**SELECTED PASSAGE**
ProjectsPast and current JFS projects

 

May 19, 2009

 

Working with Local Citizens, Companies and the Government to Protect Watershed

iijimasan.jpg Copyright JFS

Lecturer: Hiroshi Iijima, Administrative Director of the Nonprofit Organization Asaza Fund and Executive Director of the Citizens Association for Kasumigaura and Kitaura


The basin area of Kasumigaura straddles Ibaraki, Tochigi and Chiba Prefectures, and at about 2,200 km2, makes up Japan's second-largest lake after Biwako in Shiga Prefecture. The Asaza Project aims to protect biodiversity across this massive area. For such a project that covers such a broad area, it is necessary to create a system that does not allow businesses to be completely autonomous, as this could lead to unrestricted expansion. Because the traditional idea of the nature conservation focuses on the small scale, it cannot be applied to the whole basin area.

Foster Care of Asaza

The local government has implemented a variety of measures to prevent the deterioration of water quality and the environment, which began in the 1970s; however, we have not seen any improvement in water quality. Since around 1990, people have been saying that the current system is limited and that the government needs to implement more comprehensive measures, but no one is certain of what needs to be done. I too was not certain, but I decided to walk along the lake. Kasumigaura is 250 km around, giving it the longest lakeside in Japan, and I have walked around it once in each of the four seasons.

While I was walking, I saw waterweed, called "floating heart (asaza in Japanese)." This encouraged me to change my thinking. Floating heart helps with the conservation of reeds. At that time, large amounts of reed were cut by the waves and large areas of reed were lost; however, large numbers of floating hearts weakened the strength of the waves. Thus, the Asaza Project was started. I realized that if we can use natural processes, we might be able to gradually restore this huge lake, instead of initiating large-scale bank protection projects. It was 1995.

I first went to a community of floating hearts and collected seeds. I then advertised in local magazines and newspapers to ask people to grow the seeds, thereby becoming a sort of foster parent. About 200 people, including elementary and junior high school students, volunteered in the first year and these students convinced the teachers at schools to participate, which resulted in expanding the foster parent scheme at the school level. Office-based participants also appeared, and the number of participants increased rapidly to several tens of thousands.

When it was the time for the children to go to the lake to plant the seedlings grown at the schools, local residents could not simply sit by. At the time, the lake had notices saying "Good Children Do Not Play Here" or "Danger! Do Not Enter." The efforts became more widespread, as fisheries and local residents worked together to plant other waterweeds around the floating heart seedlings, and they placed wooden posts in the lake to protect waterweed from being swept away by waves before it took root.

At many sites around the lake, these activities spread, and they now represent projects in which 170,000 people participate.

'Melting' the Barriers

I believe that to conserve the biodiversity, networks of people are most important, as the factor that results in the loss of the natural environment is within society. As the network within society is lost, and organizations and governmental departments become divided and specialized, it becomes impossible to consider the entire local ecosystem or to recognize links between the river system and the watershed area.

**WORK TO DO**
• A. Retype the Asaza Project lecture, starting with "The basin area" and going on through "whole basin area.".
• B. According to the Asaza Project lecture, in what year was the Asaza Project started?
• C. Carry on the Asaza Project lecture from the point where it stops.
These rows come from a separate source and have no connection to the Asaza Project lecture.

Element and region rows

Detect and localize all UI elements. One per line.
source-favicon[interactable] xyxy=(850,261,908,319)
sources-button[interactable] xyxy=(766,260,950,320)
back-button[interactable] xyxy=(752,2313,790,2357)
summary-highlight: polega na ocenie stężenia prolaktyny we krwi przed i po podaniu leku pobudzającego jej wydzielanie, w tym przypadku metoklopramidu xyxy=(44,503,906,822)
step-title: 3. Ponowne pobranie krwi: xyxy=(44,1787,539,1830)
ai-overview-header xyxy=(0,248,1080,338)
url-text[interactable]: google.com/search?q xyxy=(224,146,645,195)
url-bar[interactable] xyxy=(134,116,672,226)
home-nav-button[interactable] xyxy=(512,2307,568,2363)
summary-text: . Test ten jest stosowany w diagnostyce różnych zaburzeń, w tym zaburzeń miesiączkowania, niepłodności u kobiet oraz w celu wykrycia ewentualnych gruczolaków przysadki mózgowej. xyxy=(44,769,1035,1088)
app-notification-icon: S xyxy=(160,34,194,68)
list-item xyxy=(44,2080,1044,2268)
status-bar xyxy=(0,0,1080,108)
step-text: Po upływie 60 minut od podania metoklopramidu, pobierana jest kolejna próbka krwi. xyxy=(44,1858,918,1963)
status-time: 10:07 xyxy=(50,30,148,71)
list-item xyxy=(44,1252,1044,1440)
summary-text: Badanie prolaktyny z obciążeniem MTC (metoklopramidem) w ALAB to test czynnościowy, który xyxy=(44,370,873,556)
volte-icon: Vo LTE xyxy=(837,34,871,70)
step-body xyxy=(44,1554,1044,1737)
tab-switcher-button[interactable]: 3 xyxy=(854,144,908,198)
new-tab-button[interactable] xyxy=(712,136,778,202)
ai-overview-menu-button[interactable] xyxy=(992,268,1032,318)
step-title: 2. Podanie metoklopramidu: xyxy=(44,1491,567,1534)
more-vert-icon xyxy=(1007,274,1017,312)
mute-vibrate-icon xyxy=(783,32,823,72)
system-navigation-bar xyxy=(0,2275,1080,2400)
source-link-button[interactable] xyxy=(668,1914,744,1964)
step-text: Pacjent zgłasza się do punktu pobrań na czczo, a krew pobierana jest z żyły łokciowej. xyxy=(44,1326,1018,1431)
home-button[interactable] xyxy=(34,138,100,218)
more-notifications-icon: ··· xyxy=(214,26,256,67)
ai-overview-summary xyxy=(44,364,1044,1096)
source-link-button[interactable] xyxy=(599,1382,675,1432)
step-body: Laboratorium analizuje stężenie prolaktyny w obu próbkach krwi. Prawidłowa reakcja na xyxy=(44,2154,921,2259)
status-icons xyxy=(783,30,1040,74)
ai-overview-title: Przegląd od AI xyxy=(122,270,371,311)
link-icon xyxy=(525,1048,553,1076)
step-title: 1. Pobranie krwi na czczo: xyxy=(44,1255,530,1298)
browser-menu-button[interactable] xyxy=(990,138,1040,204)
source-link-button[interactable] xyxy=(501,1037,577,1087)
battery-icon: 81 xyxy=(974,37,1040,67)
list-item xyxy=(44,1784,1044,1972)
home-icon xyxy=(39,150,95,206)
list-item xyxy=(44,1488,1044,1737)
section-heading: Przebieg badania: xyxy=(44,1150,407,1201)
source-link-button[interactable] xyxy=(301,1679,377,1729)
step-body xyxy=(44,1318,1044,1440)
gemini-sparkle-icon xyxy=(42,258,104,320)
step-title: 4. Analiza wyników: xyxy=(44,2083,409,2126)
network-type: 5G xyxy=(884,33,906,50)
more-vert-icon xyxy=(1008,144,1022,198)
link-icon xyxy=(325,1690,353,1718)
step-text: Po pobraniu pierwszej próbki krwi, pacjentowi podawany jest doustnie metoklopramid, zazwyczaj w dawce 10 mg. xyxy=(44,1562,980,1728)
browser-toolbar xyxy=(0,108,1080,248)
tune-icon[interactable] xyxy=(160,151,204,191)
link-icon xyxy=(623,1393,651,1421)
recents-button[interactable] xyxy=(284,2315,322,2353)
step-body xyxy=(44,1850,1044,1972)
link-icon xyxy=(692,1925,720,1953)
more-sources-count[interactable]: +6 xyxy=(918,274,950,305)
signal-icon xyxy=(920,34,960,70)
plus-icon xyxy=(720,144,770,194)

**WRITTEN RESPONSES**
• A.
The basin area of Kasumigaura straddles Ibaraki, Tochigi and Chiba Prefectures, and at about 2,200 km2, makes up Japan's second-largest lake after Biwako in Shiga Prefecture. The Asaza Project aims to protect biodiversity across this massive area. For such a project that covers such a broad area, it is necessary to create a system that does not allow businesses to be completely autonomous, as this could lead to unrestricted expansion. Because the traditional idea of the nature conservation focuses on the small scale, it cannot be applied to the whole basin area.

• B. 1995

• C.
Current measures and technology for environmental protection aim toward partial optimization, such as to efficiently improve individual technologies. Different ministries manage individual areas, such as restrictions for gas emissions or effluent regulation, and this is the same idea of zoning. If we create more social systems in this way, the further we move from the contiguity of the natural environment. Even environmentalists have not apparently noticed this paradox.

Our approach is to build new social and personal networks that are more aware of the conservation of natural cycles and biodiversity, and we aim at recovering the interrelationships between wildlife species.

The watershed of Kasumigaura, which straddles three prefectures including over 20 cities, towns and villages, is actually covered with a vertically split society. As most researchers and nonprofit organizations, as well as the government, are divided vertically, there were few large-scale businesses that operated within the watershed area. Trying to counter this system can also result in further barriers being created, and this has been seen in the past.

Thus, we use the word "melt" instead; we aim to "melt the system" instead of "destroy the system", and people tend to be more receptive. If there are no partitions, systems cannot function, and so we maintain some barriers. However, we suggest that the idea of a membrane is better than a firm wall. With membranes, people can see and communicate with the other side.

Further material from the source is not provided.